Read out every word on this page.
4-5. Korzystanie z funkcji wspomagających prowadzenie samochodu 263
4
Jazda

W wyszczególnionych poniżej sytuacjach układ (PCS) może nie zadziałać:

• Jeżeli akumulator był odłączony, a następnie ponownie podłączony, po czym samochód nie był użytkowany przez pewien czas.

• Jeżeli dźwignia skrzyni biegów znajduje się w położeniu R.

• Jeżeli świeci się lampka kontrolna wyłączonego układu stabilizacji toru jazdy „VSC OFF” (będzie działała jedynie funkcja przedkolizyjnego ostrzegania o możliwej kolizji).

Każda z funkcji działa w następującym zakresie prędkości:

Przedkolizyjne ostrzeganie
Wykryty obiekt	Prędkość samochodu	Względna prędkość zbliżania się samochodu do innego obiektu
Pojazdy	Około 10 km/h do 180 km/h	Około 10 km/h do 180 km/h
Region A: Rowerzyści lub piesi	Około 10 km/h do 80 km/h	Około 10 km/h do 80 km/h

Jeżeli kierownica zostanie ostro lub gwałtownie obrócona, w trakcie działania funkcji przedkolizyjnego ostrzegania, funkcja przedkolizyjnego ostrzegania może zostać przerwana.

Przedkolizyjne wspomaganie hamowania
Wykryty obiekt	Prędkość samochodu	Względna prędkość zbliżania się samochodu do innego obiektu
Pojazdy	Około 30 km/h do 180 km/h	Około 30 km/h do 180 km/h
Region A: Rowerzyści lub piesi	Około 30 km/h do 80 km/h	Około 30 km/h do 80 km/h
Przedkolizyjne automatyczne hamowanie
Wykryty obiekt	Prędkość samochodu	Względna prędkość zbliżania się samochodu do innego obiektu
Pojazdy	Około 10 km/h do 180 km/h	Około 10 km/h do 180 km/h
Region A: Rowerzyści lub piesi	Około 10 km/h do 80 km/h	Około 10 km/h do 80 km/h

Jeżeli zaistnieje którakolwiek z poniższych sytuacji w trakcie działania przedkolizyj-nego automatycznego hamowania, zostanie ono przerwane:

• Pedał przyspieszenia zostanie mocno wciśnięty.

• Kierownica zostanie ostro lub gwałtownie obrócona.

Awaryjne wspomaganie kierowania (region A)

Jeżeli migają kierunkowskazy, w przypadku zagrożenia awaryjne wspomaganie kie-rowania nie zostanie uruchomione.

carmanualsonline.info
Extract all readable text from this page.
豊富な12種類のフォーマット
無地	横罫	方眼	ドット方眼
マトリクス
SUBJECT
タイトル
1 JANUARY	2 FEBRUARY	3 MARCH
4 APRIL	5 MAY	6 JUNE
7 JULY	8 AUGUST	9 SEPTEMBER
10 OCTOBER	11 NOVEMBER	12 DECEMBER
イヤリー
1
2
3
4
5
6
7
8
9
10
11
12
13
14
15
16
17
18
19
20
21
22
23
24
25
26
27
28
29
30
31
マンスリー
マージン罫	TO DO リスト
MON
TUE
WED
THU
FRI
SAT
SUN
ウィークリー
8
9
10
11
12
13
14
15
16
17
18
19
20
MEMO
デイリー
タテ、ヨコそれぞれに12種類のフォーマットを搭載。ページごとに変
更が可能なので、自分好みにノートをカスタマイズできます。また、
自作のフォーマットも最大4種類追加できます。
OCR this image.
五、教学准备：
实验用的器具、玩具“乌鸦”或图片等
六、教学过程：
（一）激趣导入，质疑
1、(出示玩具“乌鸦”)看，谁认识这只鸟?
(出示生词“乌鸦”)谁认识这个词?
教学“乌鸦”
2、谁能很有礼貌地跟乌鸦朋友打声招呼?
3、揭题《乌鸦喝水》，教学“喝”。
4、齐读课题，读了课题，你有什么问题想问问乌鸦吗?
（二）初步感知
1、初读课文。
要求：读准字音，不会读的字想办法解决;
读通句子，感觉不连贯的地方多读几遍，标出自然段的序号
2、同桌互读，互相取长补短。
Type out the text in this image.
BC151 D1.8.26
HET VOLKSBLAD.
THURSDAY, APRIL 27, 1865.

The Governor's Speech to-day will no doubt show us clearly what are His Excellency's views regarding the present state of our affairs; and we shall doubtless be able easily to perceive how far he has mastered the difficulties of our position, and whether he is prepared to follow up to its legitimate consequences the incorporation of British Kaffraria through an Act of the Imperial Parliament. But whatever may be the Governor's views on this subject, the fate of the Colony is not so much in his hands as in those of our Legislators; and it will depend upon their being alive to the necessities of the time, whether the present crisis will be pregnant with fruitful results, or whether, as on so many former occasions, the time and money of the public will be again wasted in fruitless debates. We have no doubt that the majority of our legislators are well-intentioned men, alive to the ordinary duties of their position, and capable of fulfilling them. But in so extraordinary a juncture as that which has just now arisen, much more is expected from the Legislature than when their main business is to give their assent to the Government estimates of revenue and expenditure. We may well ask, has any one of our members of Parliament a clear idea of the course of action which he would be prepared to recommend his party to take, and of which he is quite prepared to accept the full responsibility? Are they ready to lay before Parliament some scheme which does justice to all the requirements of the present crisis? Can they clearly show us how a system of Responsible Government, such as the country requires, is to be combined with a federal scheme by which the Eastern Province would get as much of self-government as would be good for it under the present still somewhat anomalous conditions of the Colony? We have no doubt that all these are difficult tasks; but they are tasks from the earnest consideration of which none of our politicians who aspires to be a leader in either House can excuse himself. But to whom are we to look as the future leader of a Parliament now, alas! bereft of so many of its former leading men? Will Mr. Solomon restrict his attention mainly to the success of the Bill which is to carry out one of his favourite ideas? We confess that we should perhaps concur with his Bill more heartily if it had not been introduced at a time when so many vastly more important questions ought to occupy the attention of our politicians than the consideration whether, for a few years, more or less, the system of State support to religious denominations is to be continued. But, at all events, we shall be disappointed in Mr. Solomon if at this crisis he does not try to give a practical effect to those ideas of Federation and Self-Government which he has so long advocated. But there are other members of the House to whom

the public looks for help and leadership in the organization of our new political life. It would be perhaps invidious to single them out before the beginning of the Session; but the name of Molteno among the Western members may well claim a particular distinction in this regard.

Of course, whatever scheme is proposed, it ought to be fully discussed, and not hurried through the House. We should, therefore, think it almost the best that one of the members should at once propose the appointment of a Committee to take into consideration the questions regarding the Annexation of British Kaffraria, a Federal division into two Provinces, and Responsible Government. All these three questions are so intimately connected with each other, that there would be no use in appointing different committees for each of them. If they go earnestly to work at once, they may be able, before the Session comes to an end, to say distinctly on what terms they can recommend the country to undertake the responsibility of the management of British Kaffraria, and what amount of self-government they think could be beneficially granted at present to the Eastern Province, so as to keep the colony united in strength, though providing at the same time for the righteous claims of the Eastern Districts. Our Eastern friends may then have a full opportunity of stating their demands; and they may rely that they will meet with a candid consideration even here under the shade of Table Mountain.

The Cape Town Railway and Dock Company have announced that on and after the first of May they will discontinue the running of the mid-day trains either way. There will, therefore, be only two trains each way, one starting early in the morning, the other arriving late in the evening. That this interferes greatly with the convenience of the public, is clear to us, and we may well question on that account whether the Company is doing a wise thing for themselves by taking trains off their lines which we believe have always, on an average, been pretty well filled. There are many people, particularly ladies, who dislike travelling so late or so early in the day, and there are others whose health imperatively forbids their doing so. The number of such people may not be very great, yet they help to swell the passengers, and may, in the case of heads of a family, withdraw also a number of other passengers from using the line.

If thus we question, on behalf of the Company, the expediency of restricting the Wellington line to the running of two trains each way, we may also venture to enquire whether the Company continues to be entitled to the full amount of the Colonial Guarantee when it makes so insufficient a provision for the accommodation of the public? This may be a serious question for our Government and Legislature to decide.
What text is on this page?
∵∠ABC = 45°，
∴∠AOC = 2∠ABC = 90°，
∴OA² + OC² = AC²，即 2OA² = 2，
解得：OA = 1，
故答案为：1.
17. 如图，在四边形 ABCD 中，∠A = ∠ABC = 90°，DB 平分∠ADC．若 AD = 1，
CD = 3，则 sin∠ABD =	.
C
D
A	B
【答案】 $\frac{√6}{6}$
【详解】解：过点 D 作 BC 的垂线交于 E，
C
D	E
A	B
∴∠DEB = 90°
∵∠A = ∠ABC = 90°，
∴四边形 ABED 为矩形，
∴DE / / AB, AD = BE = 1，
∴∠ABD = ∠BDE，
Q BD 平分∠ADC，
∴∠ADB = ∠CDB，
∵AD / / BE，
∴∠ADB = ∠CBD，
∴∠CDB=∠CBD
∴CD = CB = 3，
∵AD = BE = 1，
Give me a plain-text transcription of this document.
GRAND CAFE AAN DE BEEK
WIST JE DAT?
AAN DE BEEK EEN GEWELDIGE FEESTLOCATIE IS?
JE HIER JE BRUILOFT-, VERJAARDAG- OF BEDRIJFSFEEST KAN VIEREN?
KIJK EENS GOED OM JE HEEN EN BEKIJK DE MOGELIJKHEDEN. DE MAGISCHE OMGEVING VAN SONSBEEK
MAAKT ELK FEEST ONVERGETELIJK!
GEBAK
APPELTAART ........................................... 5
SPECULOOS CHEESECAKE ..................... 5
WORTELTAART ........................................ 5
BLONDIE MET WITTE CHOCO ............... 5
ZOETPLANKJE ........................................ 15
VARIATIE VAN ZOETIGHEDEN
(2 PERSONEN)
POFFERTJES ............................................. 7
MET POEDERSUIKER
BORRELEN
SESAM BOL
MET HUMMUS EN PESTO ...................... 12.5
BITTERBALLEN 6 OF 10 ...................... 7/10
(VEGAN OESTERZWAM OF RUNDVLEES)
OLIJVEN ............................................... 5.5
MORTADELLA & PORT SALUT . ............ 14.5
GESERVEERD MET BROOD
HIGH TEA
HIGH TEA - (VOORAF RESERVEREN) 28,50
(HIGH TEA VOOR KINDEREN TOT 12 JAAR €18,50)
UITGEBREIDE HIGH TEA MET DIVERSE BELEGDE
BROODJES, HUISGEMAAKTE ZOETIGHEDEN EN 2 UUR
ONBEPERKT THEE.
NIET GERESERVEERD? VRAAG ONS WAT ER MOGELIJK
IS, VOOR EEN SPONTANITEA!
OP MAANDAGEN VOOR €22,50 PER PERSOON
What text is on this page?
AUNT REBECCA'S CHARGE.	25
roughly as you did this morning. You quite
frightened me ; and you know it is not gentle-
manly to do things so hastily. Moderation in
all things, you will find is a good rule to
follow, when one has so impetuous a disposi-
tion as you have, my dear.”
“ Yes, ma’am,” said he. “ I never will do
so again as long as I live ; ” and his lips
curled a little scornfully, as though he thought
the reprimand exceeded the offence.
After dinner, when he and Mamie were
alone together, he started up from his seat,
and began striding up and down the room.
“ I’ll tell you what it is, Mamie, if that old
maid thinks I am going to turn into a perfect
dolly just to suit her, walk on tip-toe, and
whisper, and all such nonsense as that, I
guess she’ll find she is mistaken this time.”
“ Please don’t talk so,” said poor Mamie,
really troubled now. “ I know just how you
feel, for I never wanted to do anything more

++++++++++++++++++++

EXERCISE DESCRIPTION » Across the material above, how many lines include the string "ZOETIGHEDEN"? Only the number is wanted.

FULL OUTPUT » 2